§ **Problem statement**
Extract all lines that hold the string "time".

Recorded data:

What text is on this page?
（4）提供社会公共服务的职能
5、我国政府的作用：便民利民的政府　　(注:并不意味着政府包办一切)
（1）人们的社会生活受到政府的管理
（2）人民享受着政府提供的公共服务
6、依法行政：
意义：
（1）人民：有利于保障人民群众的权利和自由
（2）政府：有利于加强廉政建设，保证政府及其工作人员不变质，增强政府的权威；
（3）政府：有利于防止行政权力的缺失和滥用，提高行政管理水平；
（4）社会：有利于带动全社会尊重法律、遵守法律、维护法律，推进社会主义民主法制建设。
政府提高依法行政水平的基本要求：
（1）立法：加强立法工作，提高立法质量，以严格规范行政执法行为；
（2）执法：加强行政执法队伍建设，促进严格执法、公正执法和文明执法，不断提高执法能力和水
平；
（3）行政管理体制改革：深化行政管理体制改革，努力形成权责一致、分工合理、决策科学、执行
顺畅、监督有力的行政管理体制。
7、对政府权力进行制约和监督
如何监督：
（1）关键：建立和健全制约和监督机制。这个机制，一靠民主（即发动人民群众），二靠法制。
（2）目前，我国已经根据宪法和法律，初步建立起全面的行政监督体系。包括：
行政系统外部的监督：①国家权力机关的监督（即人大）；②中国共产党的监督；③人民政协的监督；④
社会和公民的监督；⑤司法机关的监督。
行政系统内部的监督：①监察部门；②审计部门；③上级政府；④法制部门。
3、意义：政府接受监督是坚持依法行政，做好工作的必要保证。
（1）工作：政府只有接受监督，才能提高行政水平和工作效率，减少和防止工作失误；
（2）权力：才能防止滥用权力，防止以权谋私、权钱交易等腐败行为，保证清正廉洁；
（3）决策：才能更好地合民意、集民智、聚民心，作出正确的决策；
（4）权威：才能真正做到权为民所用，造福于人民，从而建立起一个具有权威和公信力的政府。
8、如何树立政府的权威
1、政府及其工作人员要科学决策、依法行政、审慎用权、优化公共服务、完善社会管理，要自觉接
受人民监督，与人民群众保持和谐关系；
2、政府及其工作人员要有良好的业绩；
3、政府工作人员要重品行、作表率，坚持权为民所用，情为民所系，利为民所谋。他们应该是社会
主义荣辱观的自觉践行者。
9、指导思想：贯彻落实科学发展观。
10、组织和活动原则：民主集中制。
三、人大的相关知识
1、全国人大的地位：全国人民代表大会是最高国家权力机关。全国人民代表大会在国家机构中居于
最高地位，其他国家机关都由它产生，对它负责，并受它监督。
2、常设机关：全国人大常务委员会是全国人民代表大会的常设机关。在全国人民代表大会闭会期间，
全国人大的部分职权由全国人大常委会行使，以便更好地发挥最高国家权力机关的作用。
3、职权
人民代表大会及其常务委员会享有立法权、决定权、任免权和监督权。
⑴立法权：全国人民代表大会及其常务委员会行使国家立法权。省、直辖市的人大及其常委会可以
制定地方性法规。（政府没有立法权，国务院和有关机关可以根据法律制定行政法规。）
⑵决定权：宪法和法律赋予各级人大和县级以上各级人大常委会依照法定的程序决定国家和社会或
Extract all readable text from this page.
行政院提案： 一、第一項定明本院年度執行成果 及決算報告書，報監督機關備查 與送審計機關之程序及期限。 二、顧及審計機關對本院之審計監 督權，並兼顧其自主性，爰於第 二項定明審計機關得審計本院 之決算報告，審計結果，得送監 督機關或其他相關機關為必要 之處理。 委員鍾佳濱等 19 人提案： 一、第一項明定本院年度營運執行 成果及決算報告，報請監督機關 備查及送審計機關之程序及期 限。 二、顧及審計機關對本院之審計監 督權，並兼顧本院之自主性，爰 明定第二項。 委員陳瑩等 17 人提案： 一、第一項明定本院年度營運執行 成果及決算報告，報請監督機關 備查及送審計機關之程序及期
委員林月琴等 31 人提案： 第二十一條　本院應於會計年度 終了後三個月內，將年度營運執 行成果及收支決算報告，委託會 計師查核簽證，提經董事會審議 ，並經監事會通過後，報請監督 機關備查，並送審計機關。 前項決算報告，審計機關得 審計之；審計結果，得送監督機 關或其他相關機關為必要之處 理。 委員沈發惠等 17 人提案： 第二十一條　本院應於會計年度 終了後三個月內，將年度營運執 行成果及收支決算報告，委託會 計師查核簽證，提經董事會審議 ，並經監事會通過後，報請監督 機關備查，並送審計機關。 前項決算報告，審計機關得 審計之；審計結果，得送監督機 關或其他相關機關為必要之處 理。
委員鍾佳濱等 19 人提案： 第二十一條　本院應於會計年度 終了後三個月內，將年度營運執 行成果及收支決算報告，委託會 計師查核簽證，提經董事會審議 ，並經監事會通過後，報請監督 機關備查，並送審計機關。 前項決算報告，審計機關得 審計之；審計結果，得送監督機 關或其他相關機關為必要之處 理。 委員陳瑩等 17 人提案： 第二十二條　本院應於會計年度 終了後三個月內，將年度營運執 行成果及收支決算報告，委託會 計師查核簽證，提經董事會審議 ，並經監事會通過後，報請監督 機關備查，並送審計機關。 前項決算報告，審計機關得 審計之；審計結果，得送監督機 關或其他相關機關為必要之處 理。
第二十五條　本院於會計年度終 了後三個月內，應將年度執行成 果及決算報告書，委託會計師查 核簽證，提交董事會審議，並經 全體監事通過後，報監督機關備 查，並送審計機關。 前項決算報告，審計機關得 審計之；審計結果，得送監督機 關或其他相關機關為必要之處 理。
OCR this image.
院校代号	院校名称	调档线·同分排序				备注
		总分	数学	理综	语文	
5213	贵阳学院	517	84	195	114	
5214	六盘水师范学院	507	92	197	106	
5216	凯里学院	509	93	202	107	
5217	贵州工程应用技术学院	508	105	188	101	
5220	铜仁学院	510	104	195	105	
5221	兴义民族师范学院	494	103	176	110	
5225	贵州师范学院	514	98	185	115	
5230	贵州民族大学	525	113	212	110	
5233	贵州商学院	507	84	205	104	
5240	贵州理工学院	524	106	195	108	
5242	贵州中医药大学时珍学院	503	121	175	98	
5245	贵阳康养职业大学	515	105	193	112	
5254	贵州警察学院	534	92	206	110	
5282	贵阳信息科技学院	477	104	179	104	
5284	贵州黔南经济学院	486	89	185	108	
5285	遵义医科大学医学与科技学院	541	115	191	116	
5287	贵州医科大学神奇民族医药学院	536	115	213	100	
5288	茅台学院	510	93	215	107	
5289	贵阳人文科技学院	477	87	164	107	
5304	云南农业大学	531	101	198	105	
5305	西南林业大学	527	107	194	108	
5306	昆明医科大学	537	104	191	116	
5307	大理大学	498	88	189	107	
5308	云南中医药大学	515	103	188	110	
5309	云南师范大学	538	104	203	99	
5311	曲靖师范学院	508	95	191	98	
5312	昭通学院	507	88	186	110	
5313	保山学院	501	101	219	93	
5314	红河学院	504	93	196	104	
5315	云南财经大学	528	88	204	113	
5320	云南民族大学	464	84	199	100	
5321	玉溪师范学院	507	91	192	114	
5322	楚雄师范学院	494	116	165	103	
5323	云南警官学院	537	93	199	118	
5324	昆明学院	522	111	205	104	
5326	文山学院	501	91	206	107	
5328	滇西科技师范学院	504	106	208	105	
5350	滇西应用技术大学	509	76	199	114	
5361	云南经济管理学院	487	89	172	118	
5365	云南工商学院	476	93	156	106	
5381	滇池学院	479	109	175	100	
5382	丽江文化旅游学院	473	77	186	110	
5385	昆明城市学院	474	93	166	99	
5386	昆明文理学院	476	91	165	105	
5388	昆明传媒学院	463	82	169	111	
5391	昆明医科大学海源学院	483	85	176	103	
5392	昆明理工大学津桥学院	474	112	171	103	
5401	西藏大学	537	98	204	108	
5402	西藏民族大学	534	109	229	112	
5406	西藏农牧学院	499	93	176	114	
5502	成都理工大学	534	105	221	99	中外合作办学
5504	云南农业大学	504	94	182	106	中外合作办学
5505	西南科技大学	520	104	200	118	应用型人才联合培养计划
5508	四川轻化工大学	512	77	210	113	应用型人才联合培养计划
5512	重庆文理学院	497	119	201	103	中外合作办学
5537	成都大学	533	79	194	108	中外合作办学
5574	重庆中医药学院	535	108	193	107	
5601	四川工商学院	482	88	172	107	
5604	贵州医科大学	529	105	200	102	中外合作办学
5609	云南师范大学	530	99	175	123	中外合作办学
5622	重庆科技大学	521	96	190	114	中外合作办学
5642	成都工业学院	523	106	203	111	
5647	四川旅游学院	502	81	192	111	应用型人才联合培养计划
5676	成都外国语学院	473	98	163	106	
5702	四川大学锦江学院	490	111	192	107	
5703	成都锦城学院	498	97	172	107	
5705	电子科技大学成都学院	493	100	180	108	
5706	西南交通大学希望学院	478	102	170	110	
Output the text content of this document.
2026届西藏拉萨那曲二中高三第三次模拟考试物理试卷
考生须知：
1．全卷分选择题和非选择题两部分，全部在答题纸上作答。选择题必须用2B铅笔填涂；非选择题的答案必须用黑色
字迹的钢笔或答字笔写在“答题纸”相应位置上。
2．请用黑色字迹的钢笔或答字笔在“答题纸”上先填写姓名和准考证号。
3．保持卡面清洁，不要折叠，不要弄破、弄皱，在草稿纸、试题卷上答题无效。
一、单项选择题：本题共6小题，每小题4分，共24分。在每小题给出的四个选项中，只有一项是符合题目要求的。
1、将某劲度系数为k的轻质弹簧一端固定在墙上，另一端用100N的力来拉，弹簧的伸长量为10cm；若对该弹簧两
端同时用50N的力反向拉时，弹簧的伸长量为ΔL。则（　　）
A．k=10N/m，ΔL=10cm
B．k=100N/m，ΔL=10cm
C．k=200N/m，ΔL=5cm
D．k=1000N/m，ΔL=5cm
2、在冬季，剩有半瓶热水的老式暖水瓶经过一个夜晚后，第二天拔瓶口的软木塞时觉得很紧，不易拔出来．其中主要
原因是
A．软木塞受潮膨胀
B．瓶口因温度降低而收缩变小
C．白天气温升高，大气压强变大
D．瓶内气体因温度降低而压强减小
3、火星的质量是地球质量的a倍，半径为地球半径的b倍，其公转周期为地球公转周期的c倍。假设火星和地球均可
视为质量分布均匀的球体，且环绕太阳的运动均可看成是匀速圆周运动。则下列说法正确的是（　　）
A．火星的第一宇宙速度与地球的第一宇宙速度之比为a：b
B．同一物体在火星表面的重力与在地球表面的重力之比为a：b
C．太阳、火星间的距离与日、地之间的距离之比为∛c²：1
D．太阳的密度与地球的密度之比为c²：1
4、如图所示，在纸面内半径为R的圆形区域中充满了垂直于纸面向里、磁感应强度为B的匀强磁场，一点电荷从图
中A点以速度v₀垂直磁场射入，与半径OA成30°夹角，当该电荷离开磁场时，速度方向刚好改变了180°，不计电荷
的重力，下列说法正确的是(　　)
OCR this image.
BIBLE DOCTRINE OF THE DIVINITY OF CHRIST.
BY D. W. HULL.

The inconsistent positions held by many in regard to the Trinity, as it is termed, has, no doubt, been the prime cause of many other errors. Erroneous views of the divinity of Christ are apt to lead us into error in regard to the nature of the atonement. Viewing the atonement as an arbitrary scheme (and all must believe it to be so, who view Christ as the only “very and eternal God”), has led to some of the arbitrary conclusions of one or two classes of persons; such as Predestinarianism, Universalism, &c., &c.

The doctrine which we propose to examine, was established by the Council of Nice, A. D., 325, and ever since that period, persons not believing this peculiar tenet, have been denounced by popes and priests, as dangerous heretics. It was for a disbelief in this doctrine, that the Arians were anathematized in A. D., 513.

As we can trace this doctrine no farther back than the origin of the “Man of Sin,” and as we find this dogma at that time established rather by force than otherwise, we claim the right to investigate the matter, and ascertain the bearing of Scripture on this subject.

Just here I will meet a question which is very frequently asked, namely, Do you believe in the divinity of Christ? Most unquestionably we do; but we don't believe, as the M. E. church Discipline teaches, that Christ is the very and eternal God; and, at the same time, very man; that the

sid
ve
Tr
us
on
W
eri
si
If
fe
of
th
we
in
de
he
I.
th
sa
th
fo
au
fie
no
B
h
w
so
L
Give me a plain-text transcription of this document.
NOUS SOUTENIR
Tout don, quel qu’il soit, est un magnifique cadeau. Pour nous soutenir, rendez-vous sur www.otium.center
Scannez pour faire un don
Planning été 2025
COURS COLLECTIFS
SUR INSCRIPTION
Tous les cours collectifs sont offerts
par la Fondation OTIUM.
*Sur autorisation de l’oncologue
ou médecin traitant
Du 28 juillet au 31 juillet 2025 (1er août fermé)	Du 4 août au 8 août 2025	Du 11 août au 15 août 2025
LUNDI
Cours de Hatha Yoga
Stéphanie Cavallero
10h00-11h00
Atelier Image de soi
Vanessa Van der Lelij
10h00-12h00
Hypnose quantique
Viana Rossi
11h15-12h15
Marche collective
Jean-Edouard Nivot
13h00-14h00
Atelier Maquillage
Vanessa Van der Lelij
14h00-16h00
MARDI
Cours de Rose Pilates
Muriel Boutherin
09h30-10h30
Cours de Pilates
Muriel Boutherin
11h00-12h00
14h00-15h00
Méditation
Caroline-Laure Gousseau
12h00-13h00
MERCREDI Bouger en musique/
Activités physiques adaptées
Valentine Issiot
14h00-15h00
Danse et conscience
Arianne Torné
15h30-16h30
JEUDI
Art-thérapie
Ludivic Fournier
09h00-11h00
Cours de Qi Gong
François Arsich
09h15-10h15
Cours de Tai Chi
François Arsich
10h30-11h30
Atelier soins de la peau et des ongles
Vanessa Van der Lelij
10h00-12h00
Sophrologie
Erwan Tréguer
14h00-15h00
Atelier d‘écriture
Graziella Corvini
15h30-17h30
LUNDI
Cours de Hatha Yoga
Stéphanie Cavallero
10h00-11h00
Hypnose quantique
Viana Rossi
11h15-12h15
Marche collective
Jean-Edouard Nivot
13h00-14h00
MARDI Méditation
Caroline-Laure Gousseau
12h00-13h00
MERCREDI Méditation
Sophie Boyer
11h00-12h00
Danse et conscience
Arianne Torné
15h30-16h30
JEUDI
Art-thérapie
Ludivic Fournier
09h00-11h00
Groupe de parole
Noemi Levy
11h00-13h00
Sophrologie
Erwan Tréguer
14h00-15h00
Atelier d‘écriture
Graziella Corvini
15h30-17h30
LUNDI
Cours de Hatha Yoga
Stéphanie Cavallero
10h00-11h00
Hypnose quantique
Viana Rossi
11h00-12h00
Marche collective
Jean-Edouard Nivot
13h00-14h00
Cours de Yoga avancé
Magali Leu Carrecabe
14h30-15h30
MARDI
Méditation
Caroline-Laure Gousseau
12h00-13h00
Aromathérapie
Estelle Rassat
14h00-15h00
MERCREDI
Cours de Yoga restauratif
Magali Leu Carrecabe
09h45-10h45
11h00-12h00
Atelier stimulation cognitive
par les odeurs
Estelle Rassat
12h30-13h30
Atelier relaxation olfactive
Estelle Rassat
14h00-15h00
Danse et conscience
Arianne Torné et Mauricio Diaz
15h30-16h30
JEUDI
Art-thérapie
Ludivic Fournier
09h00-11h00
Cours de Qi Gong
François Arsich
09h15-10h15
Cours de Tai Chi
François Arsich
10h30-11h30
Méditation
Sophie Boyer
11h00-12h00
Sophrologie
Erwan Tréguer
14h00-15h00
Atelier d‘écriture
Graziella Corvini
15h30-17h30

§ **Reply**
As we can trace this doctrine no farther back than the origin of the “Man of Sin,” and as we find this dogma at that time established rather by force than otherwise, we claim the right to investigate the matter, and ascertain the bearing of Scripture on this subject.
Just here I will meet a question which is very frequently asked, namely, Do you believe in the divinity of Christ? Most unquestionably we do; but we don't believe, as the M. E. church Discipline teaches, that Christ is the very and eternal God; and, at the same time, very man; that the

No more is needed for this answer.